> _Exercise_
Omit every picture, then give all the entries again exactly.

> _Provided data_
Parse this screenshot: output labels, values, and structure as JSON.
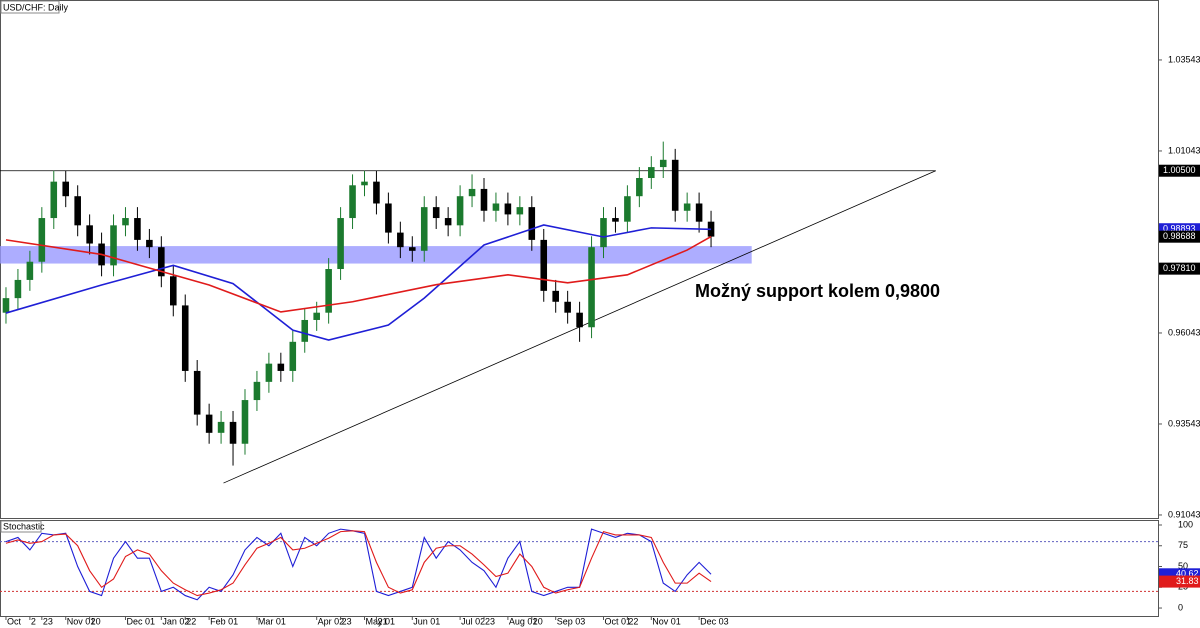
{
  "chart_data": {
    "type": "candlestick",
    "title": "USD/CHF: Daily",
    "annotation": "Možný support kolem 0,9800",
    "categories": [
      "Oct",
      null,
      "2",
      "23",
      null,
      "Nov 01",
      null,
      "20",
      null,
      null,
      "Dec 01",
      null,
      null,
      "Jan 02",
      null,
      "22",
      null,
      "Feb 01",
      null,
      null,
      null,
      "Mar 01",
      null,
      null,
      null,
      null,
      "Apr 02",
      null,
      "23",
      null,
      "May 01",
      "21",
      null,
      null,
      "Jun 01",
      null,
      null,
      null,
      "Jul 02",
      null,
      "23",
      null,
      "Aug 01",
      null,
      "20",
      null,
      "Sep 03",
      null,
      null,
      null,
      "Oct 01",
      null,
      "22",
      null,
      "Nov 01",
      null,
      null,
      null,
      "Dec 03",
      null
    ],
    "open": [
      0.966,
      0.97,
      0.975,
      0.98,
      0.992,
      1.002,
      0.998,
      0.99,
      0.985,
      0.979,
      0.99,
      0.992,
      0.986,
      0.984,
      0.976,
      0.968,
      0.95,
      0.938,
      0.933,
      0.936,
      0.93,
      0.942,
      0.947,
      0.952,
      0.95,
      0.958,
      0.964,
      0.966,
      0.978,
      0.992,
      1.001,
      1.002,
      0.996,
      0.988,
      0.984,
      0.983,
      0.995,
      0.992,
      0.99,
      0.998,
      1.0,
      0.994,
      0.996,
      0.993,
      0.995,
      0.986,
      0.972,
      0.969,
      0.966,
      0.962,
      0.984,
      0.992,
      0.991,
      0.998,
      1.003,
      1.006,
      1.008,
      0.994,
      0.996,
      0.991
    ],
    "high": [
      0.973,
      0.978,
      0.983,
      0.995,
      1.005,
      1.005,
      1.001,
      0.993,
      0.988,
      0.993,
      0.995,
      0.995,
      0.989,
      0.987,
      0.979,
      0.971,
      0.953,
      0.941,
      0.939,
      0.939,
      0.945,
      0.95,
      0.955,
      0.955,
      0.961,
      0.967,
      0.969,
      0.981,
      0.995,
      1.004,
      1.005,
      1.005,
      0.999,
      0.991,
      0.987,
      0.998,
      0.998,
      0.995,
      1.001,
      1.004,
      1.003,
      0.999,
      0.999,
      0.998,
      0.998,
      0.989,
      0.975,
      0.972,
      0.969,
      0.987,
      0.995,
      0.995,
      1.001,
      1.006,
      1.009,
      1.013,
      1.011,
      0.999,
      0.999,
      0.994
    ],
    "low": [
      0.963,
      0.967,
      0.972,
      0.977,
      0.989,
      0.995,
      0.987,
      0.982,
      0.976,
      0.976,
      0.987,
      0.983,
      0.981,
      0.973,
      0.965,
      0.947,
      0.935,
      0.93,
      0.93,
      0.924,
      0.927,
      0.939,
      0.944,
      0.947,
      0.947,
      0.955,
      0.961,
      0.963,
      0.975,
      0.989,
      0.998,
      0.993,
      0.985,
      0.981,
      0.98,
      0.98,
      0.989,
      0.987,
      0.987,
      0.995,
      0.991,
      0.991,
      0.99,
      0.99,
      0.983,
      0.969,
      0.966,
      0.963,
      0.958,
      0.959,
      0.981,
      0.988,
      0.988,
      0.995,
      1.0,
      1.003,
      0.991,
      0.991,
      0.988,
      0.984
    ],
    "close": [
      0.97,
      0.975,
      0.98,
      0.992,
      1.002,
      0.998,
      0.99,
      0.985,
      0.979,
      0.99,
      0.992,
      0.986,
      0.984,
      0.976,
      0.968,
      0.95,
      0.938,
      0.933,
      0.936,
      0.93,
      0.942,
      0.947,
      0.952,
      0.95,
      0.958,
      0.964,
      0.966,
      0.978,
      0.992,
      1.001,
      1.002,
      0.996,
      0.988,
      0.984,
      0.983,
      0.995,
      0.992,
      0.99,
      0.998,
      1.0,
      0.994,
      0.996,
      0.993,
      0.995,
      0.986,
      0.972,
      0.969,
      0.966,
      0.962,
      0.984,
      0.992,
      0.991,
      0.998,
      1.003,
      1.006,
      1.008,
      0.994,
      0.996,
      0.991,
      0.9869
    ],
    "up_color": "#1b7a2e",
    "down_color": "#000000",
    "moving_averages": [
      {
        "color": "#1f1fd6",
        "x": [
          0,
          8,
          14,
          19,
          24,
          27,
          32,
          35,
          40,
          45,
          50,
          54,
          59
        ],
        "values": [
          0.9659,
          0.9736,
          0.979,
          0.974,
          0.9612,
          0.9585,
          0.9626,
          0.97,
          0.9846,
          0.9901,
          0.9868,
          0.9893,
          0.9889
        ]
      },
      {
        "color": "#e01b1b",
        "x": [
          0,
          8,
          17,
          23,
          29,
          36,
          42,
          47,
          52,
          57,
          59
        ],
        "values": [
          0.986,
          0.982,
          0.9736,
          0.9662,
          0.969,
          0.9737,
          0.9764,
          0.9742,
          0.9764,
          0.9832,
          0.9869
        ]
      }
    ],
    "zone": {
      "from": 0.9795,
      "to": 0.9843,
      "x_end": 62.4,
      "color": "#9999ff"
    },
    "resistance": {
      "value": 1.005,
      "x_end": 77.8
    },
    "trendline": {
      "x": [
        18.2,
        77.8
      ],
      "values": [
        0.9192,
        1.005
      ]
    },
    "xlim": [
      -0.5,
      96.4
    ],
    "ylim": [
      0.9096,
      1.0519
    ],
    "yticks": [
      1.03543,
      1.01043,
      0.96043,
      0.93543,
      0.91043
    ],
    "price_labels": [
      {
        "value": 1.005,
        "label": "1.00500",
        "color": "#000000"
      },
      {
        "value": 0.98893,
        "label": "0.98893",
        "color": "#1f1fd6"
      },
      {
        "value": 0.98688,
        "label": "0.98688",
        "color": "#000000"
      },
      {
        "value": 0.9781,
        "label": "0.97810",
        "color": "#000000"
      }
    ],
    "stochastic": {
      "title": "Stochastic",
      "ylim": [
        -9.6,
        104.8
      ],
      "yticks": [
        100,
        75,
        50,
        25,
        0
      ],
      "levels": [
        80,
        20
      ],
      "series": [
        {
          "color": "#1f1fd6",
          "values": [
            80,
            85,
            70,
            90,
            88,
            90,
            50,
            20,
            15,
            60,
            80,
            60,
            60,
            20,
            25,
            15,
            10,
            25,
            20,
            40,
            70,
            85,
            75,
            90,
            50,
            85,
            75,
            90,
            95,
            93,
            90,
            20,
            15,
            20,
            25,
            85,
            60,
            80,
            70,
            55,
            45,
            25,
            60,
            80,
            20,
            15,
            20,
            25,
            25,
            95,
            90,
            85,
            90,
            88,
            80,
            30,
            20,
            40,
            55,
            40.62
          ]
        },
        {
          "color": "#e01b1b",
          "values": [
            78,
            82,
            78,
            80,
            88,
            89,
            75,
            45,
            25,
            35,
            62,
            70,
            65,
            45,
            30,
            22,
            15,
            18,
            22,
            30,
            52,
            72,
            78,
            85,
            70,
            72,
            78,
            84,
            92,
            93,
            92,
            55,
            25,
            18,
            22,
            55,
            72,
            75,
            75,
            65,
            52,
            38,
            42,
            65,
            50,
            25,
            18,
            22,
            25,
            60,
            92,
            88,
            88,
            88,
            85,
            55,
            30,
            30,
            42,
            31.83
          ]
        }
      ]
    }
  }
}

> _Reply_
Parse this screenshot: output labels, values, and structure as JSON.
{
  "chart_data": {
    "type": "candlestick",
    "title": "USD/CHF: Daily",
    "annotation": "Možný support kolem 0,9800",
    "categories": [
      "Oct",
      null,
      "2",
      "23",
      null,
      "Nov 01",
      null,
      "20",
      null,
      null,
      "Dec 01",
      null,
      null,
      "Jan 02",
      null,
      "22",
      null,
      "Feb 01",
      null,
      null,
      null,
      "Mar 01",
      null,
      null,
      null,
      null,
      "Apr 02",
      null,
      "23",
      null,
      "May 01",
      "21",
      null,
      null,
      "Jun 01",
      null,
      null,
      null,
      "Jul 02",
      null,
      "23",
      null,
      "Aug 01",
      null,
      "20",
      null,
      "Sep 03",
      null,
      null,
      null,
      "Oct 01",
      null,
      "22",
      null,
      "Nov 01",
      null,
      null,
      null,
      "Dec 03",
      null
    ],
    "open": [
      0.966,
      0.97,
      0.975,
      0.98,
      0.992,
      1.002,
      0.998,
      0.99,
      0.985,
      0.979,
      0.99,
      0.992,
      0.986,
      0.984,
      0.976,
      0.968,
      0.95,
      0.938,
      0.933,
      0.936,
      0.93,
      0.942,
      0.947,
      0.952,
      0.95,
      0.958,
      0.964,
      0.966,
      0.978,
      0.992,
      1.001,
      1.002,
      0.996,
      0.988,
      0.984,
      0.983,
      0.995,
      0.992,
      0.99,
      0.998,
      1.0,
      0.994,
      0.996,
      0.993,
      0.995,
      0.986,
      0.972,
      0.969,
      0.966,
      0.962,
      0.984,
      0.992,
      0.991,
      0.998,
      1.003,
      1.006,
      1.008,
      0.994,
      0.996,
      0.991
    ],
    "high": [
      0.973,
      0.978,
      0.983,
      0.995,
      1.005,
      1.005,
      1.001,
      0.993,
      0.988,
      0.993,
      0.995,
      0.995,
      0.989,
      0.987,
      0.979,
      0.971,
      0.953,
      0.941,
      0.939,
      0.939,
      0.945,
      0.95,
      0.955,
      0.955,
      0.961,
      0.967,
      0.969,
      0.981,
      0.995,
      1.004,
      1.005,
      1.005,
      0.999,
      0.991,
      0.987,
      0.998,
      0.998,
      0.995,
      1.001,
      1.004,
      1.003,
      0.999,
      0.999,
      0.998,
      0.998,
      0.989,
      0.975,
      0.972,
      0.969,
      0.987,
      0.995,
      0.995,
      1.001,
      1.006,
      1.009,
      1.013,
      1.011,
      0.999,
      0.999,
      0.994
    ],
    "low": [
      0.963,
      0.967,
      0.972,
      0.977,
      0.989,
      0.995,
      0.987,
      0.982,
      0.976,
      0.976,
      0.987,
      0.983,
      0.981,
      0.973,
      0.965,
      0.947,
      0.935,
      0.93,
      0.93,
      0.924,
      0.927,
      0.939,
      0.944,
      0.947,
      0.947,
      0.955,
      0.961,
      0.963,
      0.975,
      0.989,
      0.998,
      0.993,
      0.985,
      0.981,
      0.98,
      0.98,
      0.989,
      0.987,
      0.987,
      0.995,
      0.991,
      0.991,
      0.99,
      0.99,
      0.983,
      0.969,
      0.966,
      0.963,
      0.958,
      0.959,
      0.981,
      0.988,
      0.988,
      0.995,
      1.0,
      1.003,
      0.991,
      0.991,
      0.988,
      0.984
    ],
    "close": [
      0.97,
      0.975,
      0.98,
      0.992,
      1.002,
      0.998,
      0.99,
      0.985,
      0.979,
      0.99,
      0.992,
      0.986,
      0.984,
      0.976,
      0.968,
      0.95,
      0.938,
      0.933,
      0.936,
      0.93,
      0.942,
      0.947,
      0.952,
      0.95,
      0.958,
      0.964,
      0.966,
      0.978,
      0.992,
      1.001,
      1.002,
      0.996,
      0.988,
      0.984,
      0.983,
      0.995,
      0.992,
      0.99,
      0.998,
      1.0,
      0.994,
      0.996,
      0.993,
      0.995,
      0.986,
      0.972,
      0.969,
      0.966,
      0.962,
      0.984,
      0.992,
      0.991,
      0.998,
      1.003,
      1.006,
      1.008,
      0.994,
      0.996,
      0.991,
      0.9869
    ],
    "up_color": "#1b7a2e",
    "down_color": "#000000",
    "moving_averages": [
      {
        "color": "#1f1fd6",
        "x": [
          0,
          8,
          14,
          19,
          24,
          27,
          32,
          35,
          40,
          45,
          50,
          54,
          59
        ],
        "values": [
          0.9659,
          0.9736,
          0.979,
          0.974,
          0.9612,
          0.9585,
          0.9626,
          0.97,
          0.9846,
          0.9901,
          0.9868,
          0.9893,
          0.9889
        ]
      },
      {
        "color": "#e01b1b",
        "x": [
          0,
          8,
          17,
          23,
          29,
          36,
          42,
          47,
          52,
          57,
          59
        ],
        "values": [
          0.986,
          0.982,
          0.9736,
          0.9662,
          0.969,
          0.9737,
          0.9764,
          0.9742,
          0.9764,
          0.9832,
          0.9869
        ]
      }
    ],
    "zone": {
      "from": 0.9795,
      "to": 0.9843,
      "x_end": 62.4,
      "color": "#9999ff"
    },
    "resistance": {
      "value": 1.005,
      "x_end": 77.8
    },
    "trendline": {
      "x": [
        18.2,
        77.8
      ],
      "values": [
        0.9192,
        1.005
      ]
    },
    "xlim": [
      -0.5,
      96.4
    ],
    "ylim": [
      0.9096,
      1.0519
    ],
    "yticks": [
      1.03543,
      1.01043,
      0.96043,
      0.93543,
      0.91043
    ],
    "price_labels": [
      {
        "value": 1.005,
        "label": "1.00500",
        "color": "#000000"
      },
      {
        "value": 0.98893,
        "label": "0.98893",
        "color": "#1f1fd6"
      },
      {
        "value": 0.98688,
        "label": "0.98688",
        "color": "#000000"
      },
      {
        "value": 0.9781,
        "label": "0.97810",
        "color": "#000000"
      }
    ],
    "stochastic": {
      "title": "Stochastic",
      "ylim": [
        -9.6,
        104.8
      ],
      "yticks": [
        100,
        75,
        50,
        25,
        0
      ],
      "levels": [
        80,
        20
      ],
      "series": [
        {
          "color": "#1f1fd6",
          "values": [
            80,
            85,
            70,
            90,
            88,
            90,
            50,
            20,
            15,
            60,
            80,
            60,
            60,
            20,
            25,
            15,
            10,
            25,
            20,
            40,
            70,
            85,
            75,
            90,
            50,
            85,
            75,
            90,
            95,
            93,
            90,
            20,
            15,
            20,
            25,
            85,
            60,
            80,
            70,
            55,
            45,
            25,
            60,
            80,
            20,
            15,
            20,
            25,
            25,
            95,
            90,
            85,
            90,
            88,
            80,
            30,
            20,
            40,
            55,
            40.62
          ]
        },
        {
          "color": "#e01b1b",
          "values": [
            78,
            82,
            78,
            80,
            88,
            89,
            75,
            45,
            25,
            35,
            62,
            70,
            65,
            45,
            30,
            22,
            15,
            18,
            22,
            30,
            52,
            72,
            78,
            85,
            70,
            72,
            78,
            84,
            92,
            93,
            92,
            55,
            25,
            18,
            22,
            55,
            72,
            75,
            75,
            65,
            52,
            38,
            42,
            65,
            50,
            25,
            18,
            22,
            25,
            60,
            92,
            88,
            88,
            88,
            85,
            55,
            30,
            30,
            42,
            31.83
          ]
        }
      ]
    }
  }
}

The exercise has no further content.